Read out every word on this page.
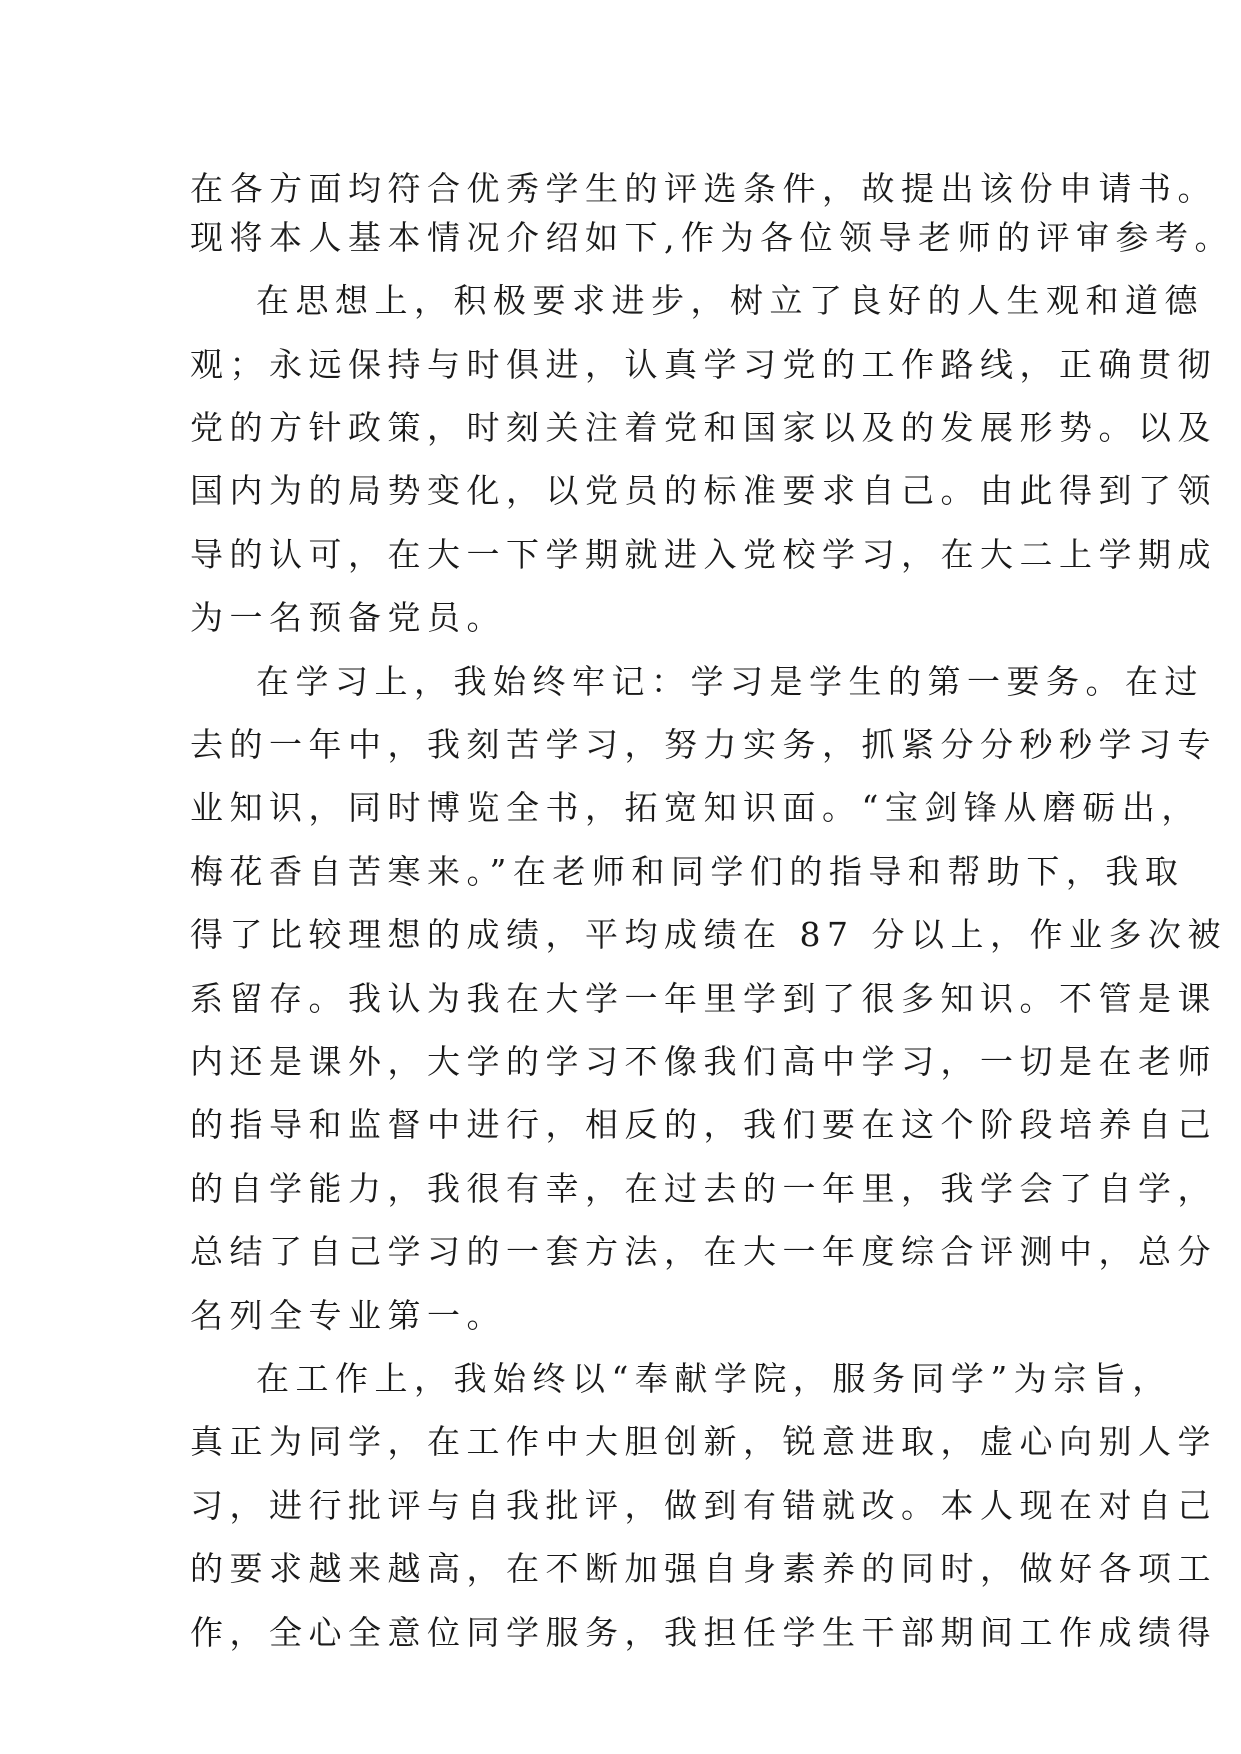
在各方面均符合优秀学生的评选条件，故提出该份申请书。
现将本人基本情况介绍如下,作为各位领导老师的评审参考。
在思想上，积极要求进步，树立了良好的人生观和道德
观；永远保持与时俱进，认真学习党的工作路线，正确贯彻
党的方针政策，时刻关注着党和国家以及的发展形势。以及
国内为的局势变化，以党员的标准要求自己。由此得到了领
导的认可，在大一下学期就进入党校学习，在大二上学期成
为一名预备党员。
在学习上，我始终牢记：学习是学生的第一要务。在过
去的一年中，我刻苦学习，努力实务，抓紧分分秒秒学习专
业知识，同时博览全书，拓宽知识面。“宝剑锋从磨砺出，
梅花香自苦寒来。”在老师和同学们的指导和帮助下，我取
得了比较理想的成绩，平均成绩在 87 分以上，作业多次被
系留存。我认为我在大学一年里学到了很多知识。不管是课
内还是课外，大学的学习不像我们高中学习，一切是在老师
的指导和监督中进行，相反的，我们要在这个阶段培养自己
的自学能力，我很有幸，在过去的一年里，我学会了自学，
总结了自己学习的一套方法，在大一年度综合评测中，总分
名列全专业第一。
在工作上，我始终以“奉献学院，服务同学”为宗旨，
真正为同学，在工作中大胆创新，锐意进取，虚心向别人学
习，进行批评与自我批评，做到有错就改。本人现在对自己
的要求越来越高，在不断加强自身素养的同时，做好各项工
作，全心全意位同学服务，我担任学生干部期间工作成绩得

What the task requires:
Restate the whole listing above exactly, please, omitting every image.

Complete response:
Read out every word on this page.
在各方面均符合优秀学生的评选条件，故提出该份申请书。
现将本人基本情况介绍如下,作为各位领导老师的评审参考。
在思想上，积极要求进步，树立了良好的人生观和道德
观；永远保持与时俱进，认真学习党的工作路线，正确贯彻
党的方针政策，时刻关注着党和国家以及的发展形势。以及
国内为的局势变化，以党员的标准要求自己。由此得到了领
导的认可，在大一下学期就进入党校学习，在大二上学期成
为一名预备党员。
在学习上，我始终牢记：学习是学生的第一要务。在过
去的一年中，我刻苦学习，努力实务，抓紧分分秒秒学习专
业知识，同时博览全书，拓宽知识面。“宝剑锋从磨砺出，
梅花香自苦寒来。”在老师和同学们的指导和帮助下，我取
得了比较理想的成绩，平均成绩在 87 分以上，作业多次被
系留存。我认为我在大学一年里学到了很多知识。不管是课
内还是课外，大学的学习不像我们高中学习，一切是在老师
的指导和监督中进行，相反的，我们要在这个阶段培养自己
的自学能力，我很有幸，在过去的一年里，我学会了自学，
总结了自己学习的一套方法，在大一年度综合评测中，总分
名列全专业第一。
在工作上，我始终以“奉献学院，服务同学”为宗旨，
真正为同学，在工作中大胆创新，锐意进取，虚心向别人学
习，进行批评与自我批评，做到有错就改。本人现在对自己
的要求越来越高，在不断加强自身素养的同时，做好各项工
作，全心全意位同学服务，我担任学生干部期间工作成绩得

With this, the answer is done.